*Set task:* Only the lines from the line containing "What text is on this page?" through the final line of the entries should be printed, exactly as given, with the pictures left out.

*** Dataset rows

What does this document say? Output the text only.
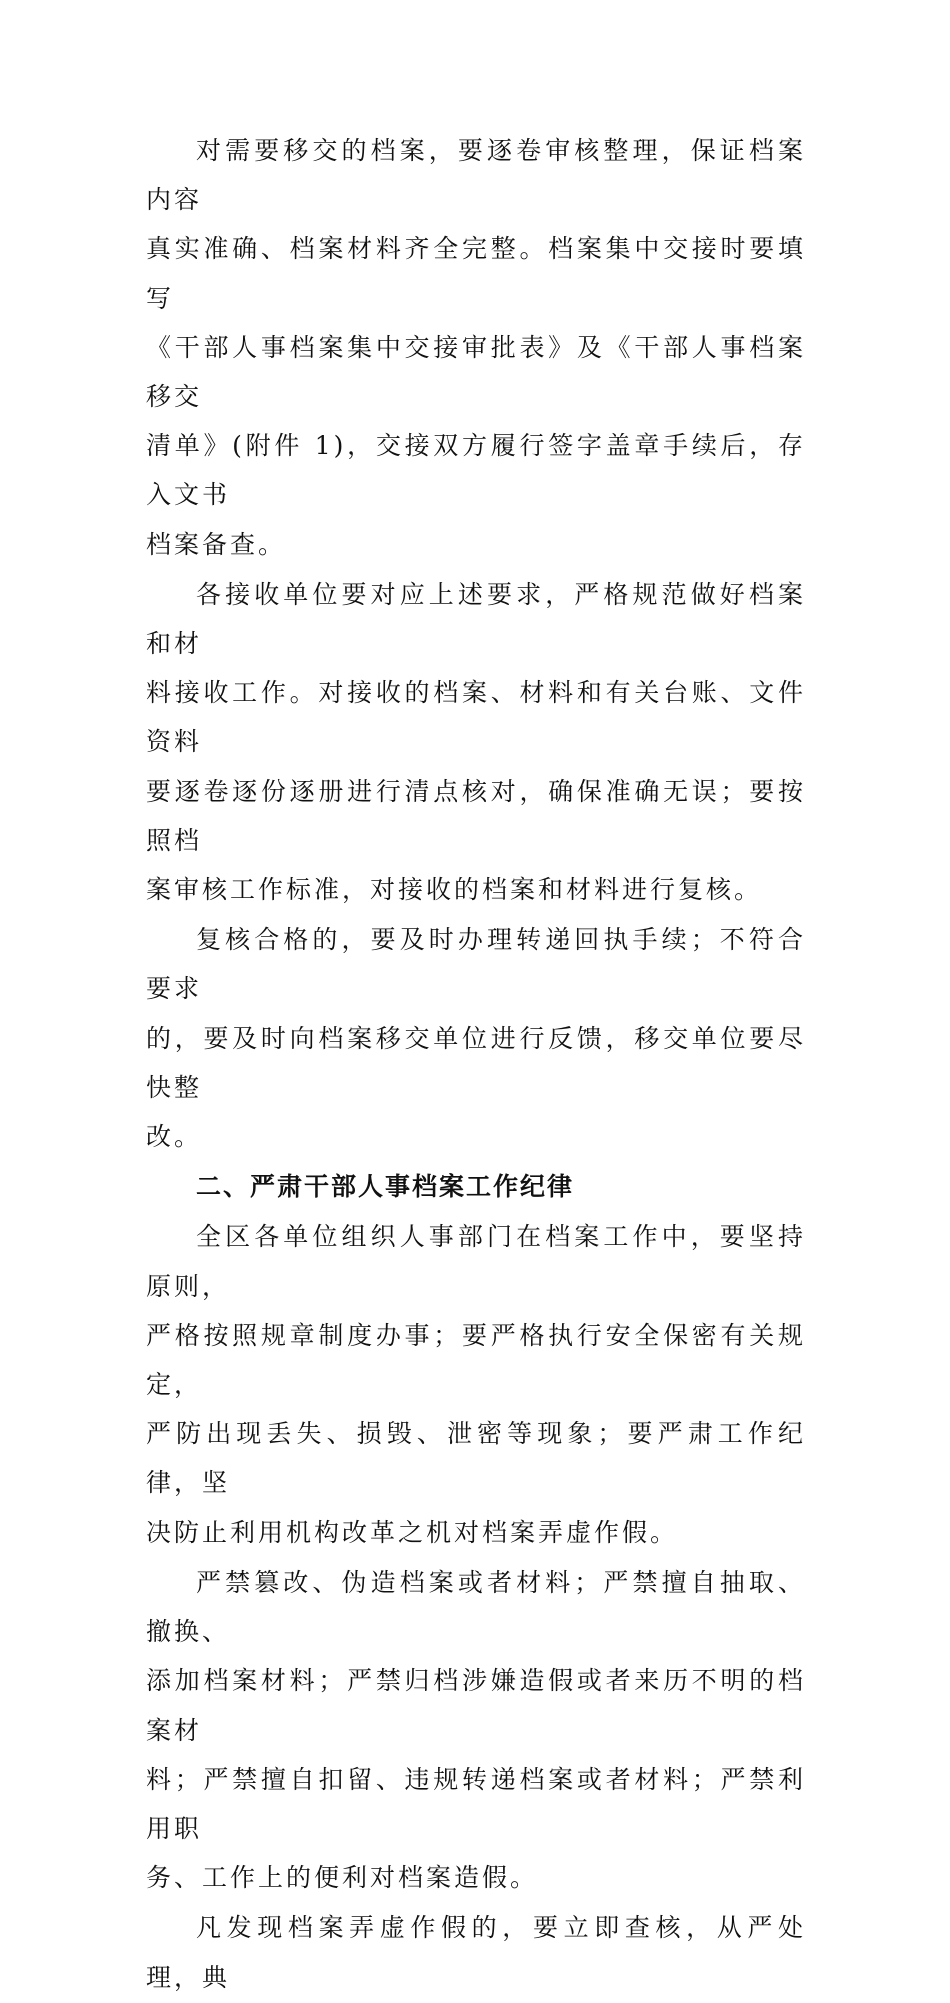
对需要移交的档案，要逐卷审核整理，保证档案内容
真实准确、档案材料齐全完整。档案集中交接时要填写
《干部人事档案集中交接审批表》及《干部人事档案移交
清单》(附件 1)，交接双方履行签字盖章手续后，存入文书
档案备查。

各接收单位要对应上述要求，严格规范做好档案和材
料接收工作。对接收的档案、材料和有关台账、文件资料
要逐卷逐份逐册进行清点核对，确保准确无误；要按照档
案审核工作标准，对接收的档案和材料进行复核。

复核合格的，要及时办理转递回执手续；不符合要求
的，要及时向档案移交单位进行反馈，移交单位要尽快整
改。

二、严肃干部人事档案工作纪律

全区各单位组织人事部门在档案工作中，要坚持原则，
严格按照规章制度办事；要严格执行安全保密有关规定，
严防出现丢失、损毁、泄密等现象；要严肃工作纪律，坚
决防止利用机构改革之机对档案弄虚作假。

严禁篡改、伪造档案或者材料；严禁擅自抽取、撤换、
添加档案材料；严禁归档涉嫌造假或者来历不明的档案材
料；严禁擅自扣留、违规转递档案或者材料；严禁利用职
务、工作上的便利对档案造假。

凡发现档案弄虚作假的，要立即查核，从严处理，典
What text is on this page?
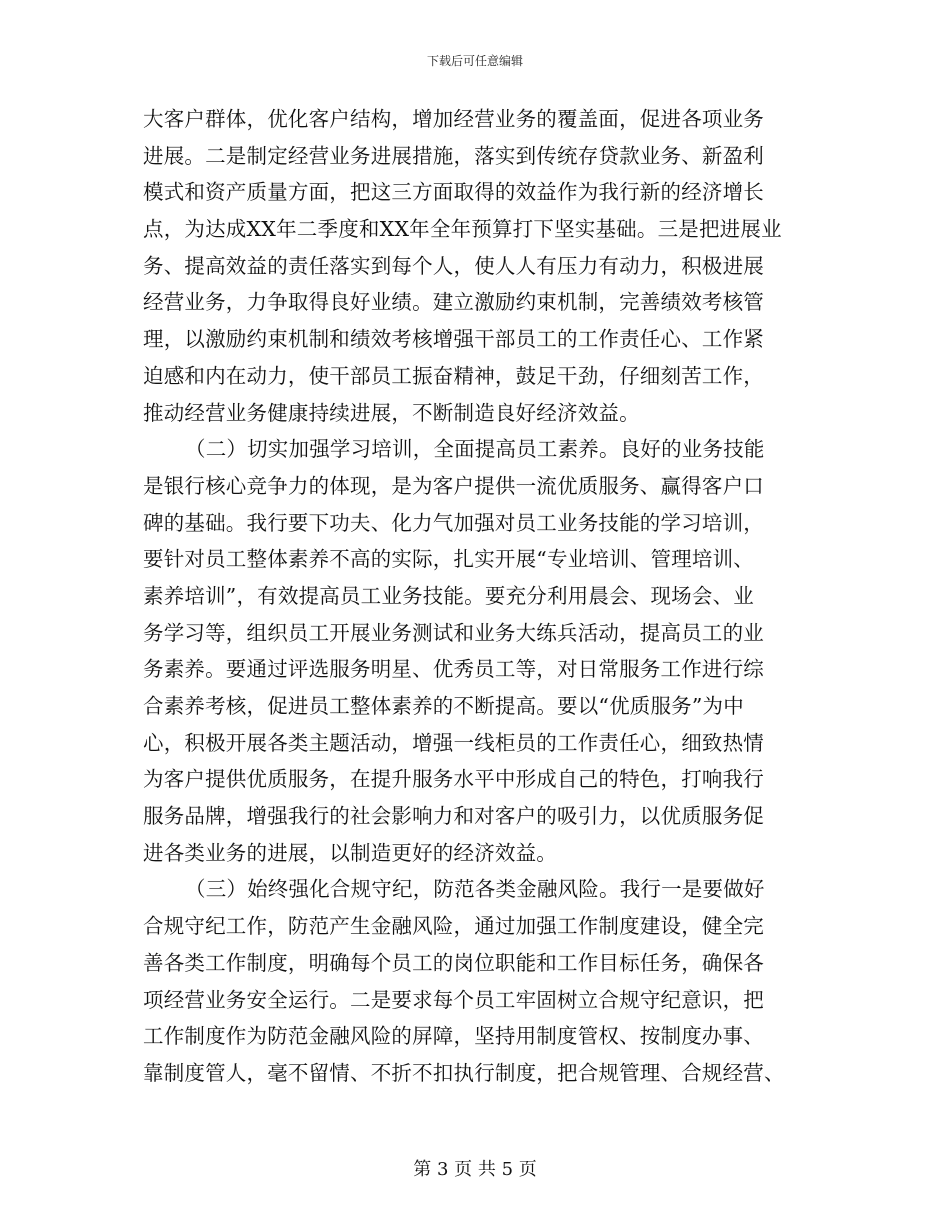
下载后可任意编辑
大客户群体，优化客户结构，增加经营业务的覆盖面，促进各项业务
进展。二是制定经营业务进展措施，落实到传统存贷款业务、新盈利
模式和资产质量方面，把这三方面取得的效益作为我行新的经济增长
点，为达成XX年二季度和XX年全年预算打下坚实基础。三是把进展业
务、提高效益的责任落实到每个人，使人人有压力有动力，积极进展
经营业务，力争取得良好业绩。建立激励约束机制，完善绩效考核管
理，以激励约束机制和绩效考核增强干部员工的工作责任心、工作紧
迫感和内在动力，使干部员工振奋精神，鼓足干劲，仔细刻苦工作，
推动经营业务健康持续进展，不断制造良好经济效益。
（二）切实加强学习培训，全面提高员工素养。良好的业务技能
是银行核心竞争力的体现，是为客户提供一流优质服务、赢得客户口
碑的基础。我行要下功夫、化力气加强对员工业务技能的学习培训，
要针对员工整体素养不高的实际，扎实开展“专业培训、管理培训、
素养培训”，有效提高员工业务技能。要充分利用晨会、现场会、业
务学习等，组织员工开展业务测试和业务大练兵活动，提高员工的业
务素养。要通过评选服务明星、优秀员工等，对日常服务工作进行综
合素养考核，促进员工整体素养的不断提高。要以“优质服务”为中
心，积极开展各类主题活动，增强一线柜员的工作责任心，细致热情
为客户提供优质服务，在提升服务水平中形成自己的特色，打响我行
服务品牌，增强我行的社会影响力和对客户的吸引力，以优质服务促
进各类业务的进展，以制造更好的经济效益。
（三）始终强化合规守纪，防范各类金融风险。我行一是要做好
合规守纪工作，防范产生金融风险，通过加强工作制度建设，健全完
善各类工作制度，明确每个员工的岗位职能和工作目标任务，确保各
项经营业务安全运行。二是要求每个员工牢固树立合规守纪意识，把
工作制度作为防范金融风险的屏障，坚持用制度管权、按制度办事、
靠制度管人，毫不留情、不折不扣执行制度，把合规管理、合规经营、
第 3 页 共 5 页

******

*Right answer:*
What text is on this page?
下载后可任意编辑
大客户群体，优化客户结构，增加经营业务的覆盖面，促进各项业务
进展。二是制定经营业务进展措施，落实到传统存贷款业务、新盈利
模式和资产质量方面，把这三方面取得的效益作为我行新的经济增长
点，为达成XX年二季度和XX年全年预算打下坚实基础。三是把进展业
务、提高效益的责任落实到每个人，使人人有压力有动力，积极进展
经营业务，力争取得良好业绩。建立激励约束机制，完善绩效考核管
理，以激励约束机制和绩效考核增强干部员工的工作责任心、工作紧
迫感和内在动力，使干部员工振奋精神，鼓足干劲，仔细刻苦工作，
推动经营业务健康持续进展，不断制造良好经济效益。
（二）切实加强学习培训，全面提高员工素养。良好的业务技能
是银行核心竞争力的体现，是为客户提供一流优质服务、赢得客户口
碑的基础。我行要下功夫、化力气加强对员工业务技能的学习培训，
要针对员工整体素养不高的实际，扎实开展“专业培训、管理培训、
素养培训”，有效提高员工业务技能。要充分利用晨会、现场会、业
务学习等，组织员工开展业务测试和业务大练兵活动，提高员工的业
务素养。要通过评选服务明星、优秀员工等，对日常服务工作进行综
合素养考核，促进员工整体素养的不断提高。要以“优质服务”为中
心，积极开展各类主题活动，增强一线柜员的工作责任心，细致热情
为客户提供优质服务，在提升服务水平中形成自己的特色，打响我行
服务品牌，增强我行的社会影响力和对客户的吸引力，以优质服务促
进各类业务的进展，以制造更好的经济效益。
（三）始终强化合规守纪，防范各类金融风险。我行一是要做好
合规守纪工作，防范产生金融风险，通过加强工作制度建设，健全完
善各类工作制度，明确每个员工的岗位职能和工作目标任务，确保各
项经营业务安全运行。二是要求每个员工牢固树立合规守纪意识，把
工作制度作为防范金融风险的屏障，坚持用制度管权、按制度办事、
靠制度管人，毫不留情、不折不扣执行制度，把合规管理、合规经营、
第 3 页 共 5 页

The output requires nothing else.